[Figure contents as structured data]
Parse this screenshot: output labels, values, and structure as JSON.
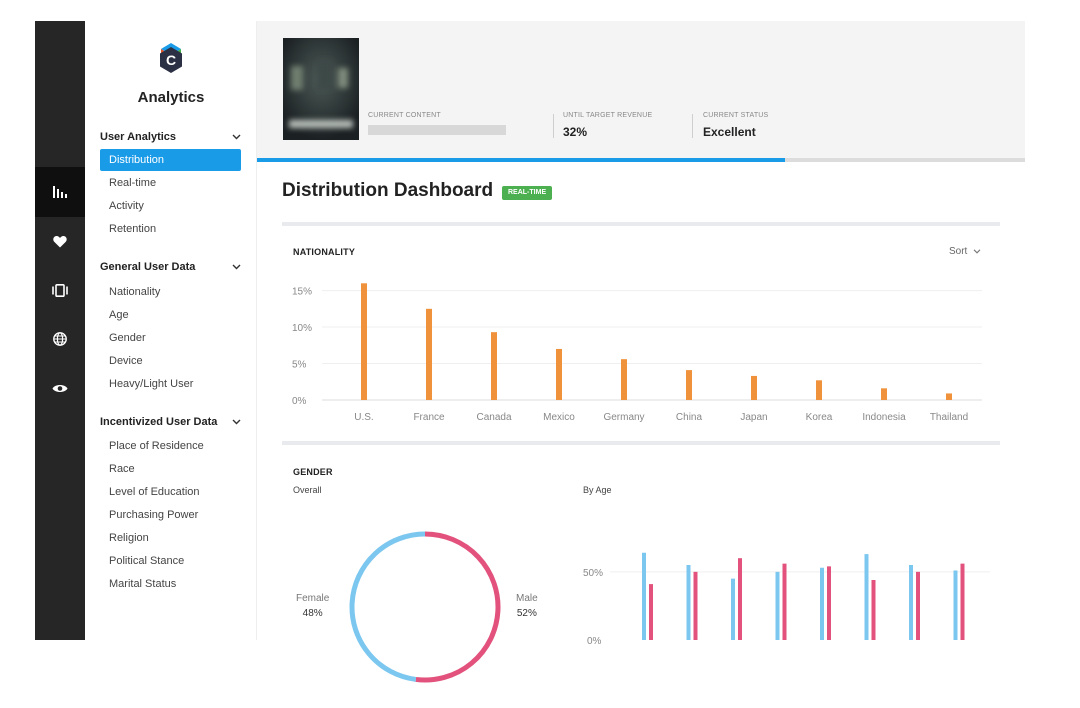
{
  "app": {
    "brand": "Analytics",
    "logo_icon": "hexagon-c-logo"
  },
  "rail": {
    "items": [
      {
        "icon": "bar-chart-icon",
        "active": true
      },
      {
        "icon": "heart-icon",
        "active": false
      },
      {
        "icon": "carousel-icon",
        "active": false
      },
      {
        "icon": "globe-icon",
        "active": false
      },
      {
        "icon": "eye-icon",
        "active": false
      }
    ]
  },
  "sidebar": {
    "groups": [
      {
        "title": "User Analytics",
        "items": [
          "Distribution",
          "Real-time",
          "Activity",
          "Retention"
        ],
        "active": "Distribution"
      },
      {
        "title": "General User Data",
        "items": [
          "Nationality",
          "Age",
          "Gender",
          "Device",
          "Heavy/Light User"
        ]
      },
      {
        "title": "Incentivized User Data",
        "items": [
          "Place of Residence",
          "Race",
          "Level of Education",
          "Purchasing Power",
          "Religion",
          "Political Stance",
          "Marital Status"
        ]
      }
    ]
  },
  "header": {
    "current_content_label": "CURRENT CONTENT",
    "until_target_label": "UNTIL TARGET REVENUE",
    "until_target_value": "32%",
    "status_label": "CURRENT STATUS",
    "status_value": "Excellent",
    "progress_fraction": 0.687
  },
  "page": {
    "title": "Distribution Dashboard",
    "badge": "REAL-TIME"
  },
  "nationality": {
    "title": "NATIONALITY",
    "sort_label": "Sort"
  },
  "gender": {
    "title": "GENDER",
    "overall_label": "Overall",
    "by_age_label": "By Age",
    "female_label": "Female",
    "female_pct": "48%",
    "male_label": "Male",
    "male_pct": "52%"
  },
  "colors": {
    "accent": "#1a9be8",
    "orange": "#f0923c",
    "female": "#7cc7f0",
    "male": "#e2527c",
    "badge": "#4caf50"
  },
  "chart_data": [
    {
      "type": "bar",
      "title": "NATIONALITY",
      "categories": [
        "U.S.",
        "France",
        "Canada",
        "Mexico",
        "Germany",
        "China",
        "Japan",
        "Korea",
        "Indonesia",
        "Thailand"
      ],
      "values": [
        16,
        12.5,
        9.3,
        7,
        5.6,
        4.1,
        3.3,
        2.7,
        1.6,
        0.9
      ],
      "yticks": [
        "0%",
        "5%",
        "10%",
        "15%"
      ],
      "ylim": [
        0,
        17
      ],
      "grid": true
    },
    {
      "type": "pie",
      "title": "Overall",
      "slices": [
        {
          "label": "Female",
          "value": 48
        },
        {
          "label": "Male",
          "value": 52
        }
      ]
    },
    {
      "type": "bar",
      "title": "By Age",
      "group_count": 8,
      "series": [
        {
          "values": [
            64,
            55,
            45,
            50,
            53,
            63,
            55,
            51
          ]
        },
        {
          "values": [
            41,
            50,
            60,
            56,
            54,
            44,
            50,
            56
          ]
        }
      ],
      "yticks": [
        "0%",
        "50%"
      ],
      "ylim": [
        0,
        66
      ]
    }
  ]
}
---
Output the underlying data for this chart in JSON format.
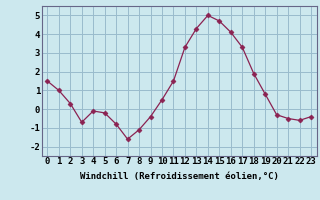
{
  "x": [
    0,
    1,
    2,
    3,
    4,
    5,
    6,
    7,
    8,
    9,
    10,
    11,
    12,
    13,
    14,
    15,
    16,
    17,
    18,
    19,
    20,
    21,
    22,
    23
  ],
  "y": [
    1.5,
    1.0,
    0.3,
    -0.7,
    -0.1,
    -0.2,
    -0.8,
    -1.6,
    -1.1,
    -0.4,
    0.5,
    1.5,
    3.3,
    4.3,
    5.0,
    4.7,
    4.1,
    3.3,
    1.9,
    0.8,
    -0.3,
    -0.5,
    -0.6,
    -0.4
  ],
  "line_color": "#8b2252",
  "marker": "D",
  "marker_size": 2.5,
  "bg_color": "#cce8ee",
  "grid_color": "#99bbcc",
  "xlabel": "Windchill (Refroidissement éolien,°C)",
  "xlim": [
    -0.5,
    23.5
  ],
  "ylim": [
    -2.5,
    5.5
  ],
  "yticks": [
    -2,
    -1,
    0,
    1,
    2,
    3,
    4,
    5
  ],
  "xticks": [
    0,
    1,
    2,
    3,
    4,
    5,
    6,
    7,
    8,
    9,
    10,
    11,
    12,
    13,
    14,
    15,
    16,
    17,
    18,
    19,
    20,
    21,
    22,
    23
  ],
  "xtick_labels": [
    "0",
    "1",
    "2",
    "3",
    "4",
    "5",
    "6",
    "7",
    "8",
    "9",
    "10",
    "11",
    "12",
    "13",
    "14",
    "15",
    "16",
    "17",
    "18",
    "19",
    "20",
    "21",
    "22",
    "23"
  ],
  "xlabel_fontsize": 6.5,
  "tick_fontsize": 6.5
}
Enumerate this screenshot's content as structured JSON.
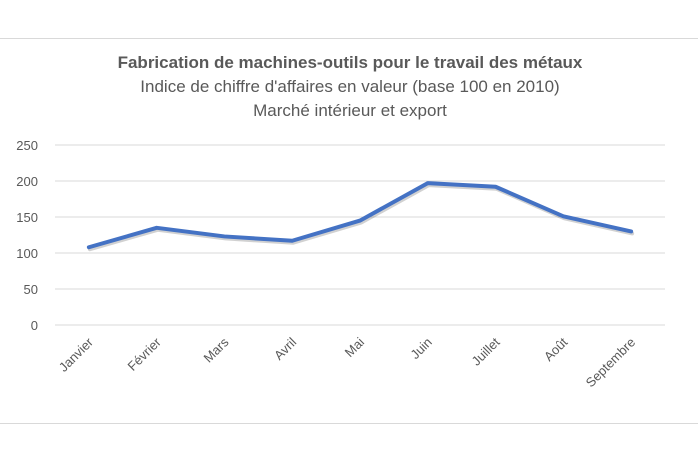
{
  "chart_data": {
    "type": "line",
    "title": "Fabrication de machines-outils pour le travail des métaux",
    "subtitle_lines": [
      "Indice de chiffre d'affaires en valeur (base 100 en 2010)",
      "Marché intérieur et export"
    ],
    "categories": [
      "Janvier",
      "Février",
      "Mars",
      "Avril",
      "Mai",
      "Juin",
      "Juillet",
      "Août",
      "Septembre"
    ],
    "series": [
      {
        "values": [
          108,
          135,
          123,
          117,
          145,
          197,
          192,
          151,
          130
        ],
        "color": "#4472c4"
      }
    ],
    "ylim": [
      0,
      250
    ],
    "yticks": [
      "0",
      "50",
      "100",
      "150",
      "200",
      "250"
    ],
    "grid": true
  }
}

What is required — Copy every line of the listing where the word "this" appears.

Task solution —
Parse this screenshot: output labels, values, and structure as JSON.
Output the underlying data for this chart in JSON format.
Enumerate this screenshot's content as structured JSON.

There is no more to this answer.